• What this task involves
Repeat, exactly and in full, the lines of the listing below, but without any pictures.

• Data
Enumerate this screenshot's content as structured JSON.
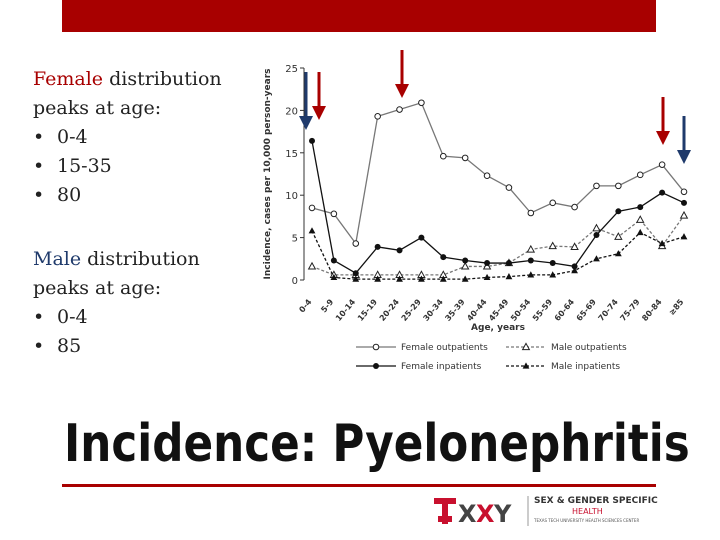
{
  "title": "Incidence: Pyelonephritis",
  "female_block": {
    "heading_accent": "Female",
    "heading_rest": " distribution",
    "heading_line2": "peaks at age:",
    "items": [
      "0-4",
      "15-35",
      "80"
    ]
  },
  "male_block": {
    "heading_accent": "Male",
    "heading_rest": " distribution",
    "heading_line2": "peaks at age:",
    "items": [
      "0-4",
      "85"
    ]
  },
  "logo": {
    "line1": "SEX & GENDER SPECIFIC",
    "line2": "HEALTH",
    "line3": "TEXAS TECH UNIVERSITY HEALTH SCIENCES CENTER"
  },
  "colors": {
    "accent": "#a80000",
    "navy": "#1f3a6b"
  },
  "chart_data": {
    "type": "line",
    "title": "",
    "xlabel": "Age, years",
    "ylabel": "Incidence, cases per 10,000 person-years",
    "ylim": [
      0,
      25
    ],
    "yticks": [
      0,
      5,
      10,
      15,
      20,
      25
    ],
    "grid": false,
    "legend_position": "bottom",
    "categories": [
      "0-4",
      "5-9",
      "10-14",
      "15-19",
      "20-24",
      "25-29",
      "30-34",
      "35-39",
      "40-44",
      "45-49",
      "50-54",
      "55-59",
      "60-64",
      "65-69",
      "70-74",
      "75-79",
      "80-84",
      "≥85"
    ],
    "series": [
      {
        "name": "Female outpatients",
        "marker": "open-circle",
        "values": [
          8.5,
          7.8,
          4.3,
          19.3,
          20.1,
          20.9,
          14.6,
          14.4,
          12.3,
          10.9,
          7.9,
          9.1,
          8.6,
          11.1,
          11.1,
          12.4,
          13.6,
          10.4
        ]
      },
      {
        "name": "Male outpatients",
        "marker": "open-triangle",
        "values": [
          1.6,
          0.6,
          0.6,
          0.6,
          0.6,
          0.6,
          0.6,
          1.6,
          1.6,
          2.0,
          3.6,
          4.0,
          3.9,
          6.1,
          5.1,
          7.1,
          4.0,
          7.6
        ]
      },
      {
        "name": "Female inpatients",
        "marker": "filled-circle",
        "values": [
          16.4,
          2.3,
          0.8,
          3.9,
          3.5,
          5.0,
          2.7,
          2.3,
          2.0,
          2.0,
          2.3,
          2.0,
          1.6,
          5.3,
          8.1,
          8.6,
          10.3,
          9.1
        ]
      },
      {
        "name": "Male inpatients",
        "marker": "filled-triangle",
        "values": [
          5.8,
          0.3,
          0.1,
          0.1,
          0.1,
          0.1,
          0.1,
          0.1,
          0.3,
          0.4,
          0.6,
          0.6,
          1.1,
          2.5,
          3.1,
          5.6,
          4.3,
          5.1
        ]
      }
    ]
  }
}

• Result
Enumerate this screenshot's content as structured JSON.
{
  "title": "Incidence: Pyelonephritis",
  "female_block": {
    "heading_accent": "Female",
    "heading_rest": " distribution",
    "heading_line2": "peaks at age:",
    "items": [
      "0-4",
      "15-35",
      "80"
    ]
  },
  "male_block": {
    "heading_accent": "Male",
    "heading_rest": " distribution",
    "heading_line2": "peaks at age:",
    "items": [
      "0-4",
      "85"
    ]
  },
  "logo": {
    "line1": "SEX & GENDER SPECIFIC",
    "line2": "HEALTH",
    "line3": "TEXAS TECH UNIVERSITY HEALTH SCIENCES CENTER"
  },
  "colors": {
    "accent": "#a80000",
    "navy": "#1f3a6b"
  },
  "chart_data": {
    "type": "line",
    "title": "",
    "xlabel": "Age, years",
    "ylabel": "Incidence, cases per 10,000 person-years",
    "ylim": [
      0,
      25
    ],
    "yticks": [
      0,
      5,
      10,
      15,
      20,
      25
    ],
    "grid": false,
    "legend_position": "bottom",
    "categories": [
      "0-4",
      "5-9",
      "10-14",
      "15-19",
      "20-24",
      "25-29",
      "30-34",
      "35-39",
      "40-44",
      "45-49",
      "50-54",
      "55-59",
      "60-64",
      "65-69",
      "70-74",
      "75-79",
      "80-84",
      "≥85"
    ],
    "series": [
      {
        "name": "Female outpatients",
        "marker": "open-circle",
        "values": [
          8.5,
          7.8,
          4.3,
          19.3,
          20.1,
          20.9,
          14.6,
          14.4,
          12.3,
          10.9,
          7.9,
          9.1,
          8.6,
          11.1,
          11.1,
          12.4,
          13.6,
          10.4
        ]
      },
      {
        "name": "Male outpatients",
        "marker": "open-triangle",
        "values": [
          1.6,
          0.6,
          0.6,
          0.6,
          0.6,
          0.6,
          0.6,
          1.6,
          1.6,
          2.0,
          3.6,
          4.0,
          3.9,
          6.1,
          5.1,
          7.1,
          4.0,
          7.6
        ]
      },
      {
        "name": "Female inpatients",
        "marker": "filled-circle",
        "values": [
          16.4,
          2.3,
          0.8,
          3.9,
          3.5,
          5.0,
          2.7,
          2.3,
          2.0,
          2.0,
          2.3,
          2.0,
          1.6,
          5.3,
          8.1,
          8.6,
          10.3,
          9.1
        ]
      },
      {
        "name": "Male inpatients",
        "marker": "filled-triangle",
        "values": [
          5.8,
          0.3,
          0.1,
          0.1,
          0.1,
          0.1,
          0.1,
          0.1,
          0.3,
          0.4,
          0.6,
          0.6,
          1.1,
          2.5,
          3.1,
          5.6,
          4.3,
          5.1
        ]
      }
    ]
  }
}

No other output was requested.